Work instructions: Tell how many lines in these records contain the string "ylabel", with only the number as the reply.

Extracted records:
───
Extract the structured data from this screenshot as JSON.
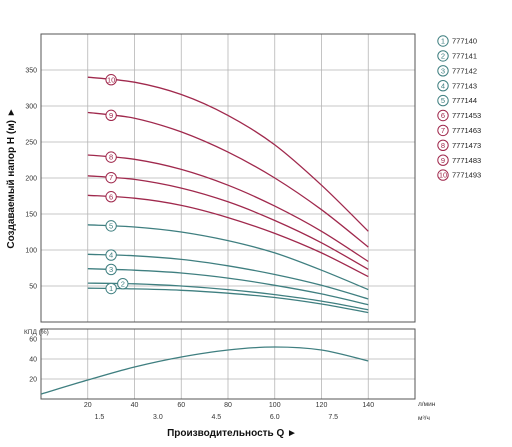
{
  "chart_data": [
    {
      "type": "line",
      "ylabel": "Создаваемый напор H (м) ►",
      "xlabel": "Производительность Q ►",
      "x_unit_primary": "л/мин",
      "x_unit_secondary": "м³/ч",
      "xlim": [
        0,
        160
      ],
      "ylim": [
        0,
        400
      ],
      "x_ticks": [
        "20",
        "40",
        "60",
        "80",
        "100",
        "120",
        "140"
      ],
      "x_ticks_secondary": [
        "1.5",
        "3.0",
        "4.5",
        "6.0",
        "7.5"
      ],
      "y_ticks": [
        "50",
        "100",
        "150",
        "200",
        "250",
        "300",
        "350"
      ],
      "grid": true,
      "legend_position": "right",
      "series": [
        {
          "name": "777140",
          "label": "1",
          "color": "#3f7f80",
          "x": [
            20,
            40,
            60,
            80,
            100,
            120,
            140
          ],
          "values": [
            47,
            46,
            44,
            40,
            34,
            25,
            13
          ]
        },
        {
          "name": "777141",
          "label": "2",
          "color": "#3f7f80",
          "x": [
            20,
            40,
            60,
            80,
            100,
            120,
            140
          ],
          "values": [
            54,
            53,
            50,
            45,
            38,
            29,
            17
          ]
        },
        {
          "name": "777142",
          "label": "3",
          "color": "#3f7f80",
          "x": [
            20,
            40,
            60,
            80,
            100,
            120,
            140
          ],
          "values": [
            74,
            72,
            68,
            61,
            51,
            39,
            24
          ]
        },
        {
          "name": "777143",
          "label": "4",
          "color": "#3f7f80",
          "x": [
            20,
            40,
            60,
            80,
            100,
            120,
            140
          ],
          "values": [
            94,
            92,
            87,
            78,
            66,
            51,
            32
          ]
        },
        {
          "name": "777144",
          "label": "5",
          "color": "#3f7f80",
          "x": [
            20,
            40,
            60,
            80,
            100,
            120,
            140
          ],
          "values": [
            135,
            132,
            125,
            113,
            96,
            72,
            45
          ]
        },
        {
          "name": "7771453",
          "label": "6",
          "color": "#a0294d",
          "x": [
            20,
            40,
            60,
            80,
            100,
            120,
            140
          ],
          "values": [
            176,
            172,
            162,
            145,
            123,
            96,
            63
          ]
        },
        {
          "name": "7771463",
          "label": "7",
          "color": "#a0294d",
          "x": [
            20,
            40,
            60,
            80,
            100,
            120,
            140
          ],
          "values": [
            203,
            198,
            186,
            167,
            141,
            110,
            73
          ]
        },
        {
          "name": "7771473",
          "label": "8",
          "color": "#a0294d",
          "x": [
            20,
            40,
            60,
            80,
            100,
            120,
            140
          ],
          "values": [
            232,
            226,
            212,
            190,
            161,
            126,
            84
          ]
        },
        {
          "name": "7771483",
          "label": "9",
          "color": "#a0294d",
          "x": [
            20,
            40,
            60,
            80,
            100,
            120,
            140
          ],
          "values": [
            291,
            283,
            264,
            236,
            200,
            156,
            104
          ]
        },
        {
          "name": "7771493",
          "label": "10",
          "color": "#a0294d",
          "x": [
            20,
            40,
            60,
            80,
            100,
            120,
            140
          ],
          "values": [
            340,
            333,
            316,
            287,
            246,
            190,
            126
          ]
        }
      ],
      "curve_label_x": [
        30,
        35,
        30,
        30,
        30,
        30,
        30,
        30,
        30,
        30
      ]
    },
    {
      "type": "line",
      "ylabel": "КПД (%)",
      "xlim": [
        0,
        160
      ],
      "ylim": [
        0,
        70
      ],
      "x_ticks": [
        "20",
        "40",
        "60",
        "80",
        "100",
        "120",
        "140"
      ],
      "y_ticks": [
        "20",
        "40",
        "60"
      ],
      "grid": true,
      "series": [
        {
          "color": "#3f7f80",
          "x": [
            0,
            20,
            40,
            60,
            80,
            100,
            120,
            140
          ],
          "values": [
            5,
            19,
            32,
            42,
            49,
            52,
            49,
            38
          ]
        }
      ]
    }
  ]
}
───
Full solution: 2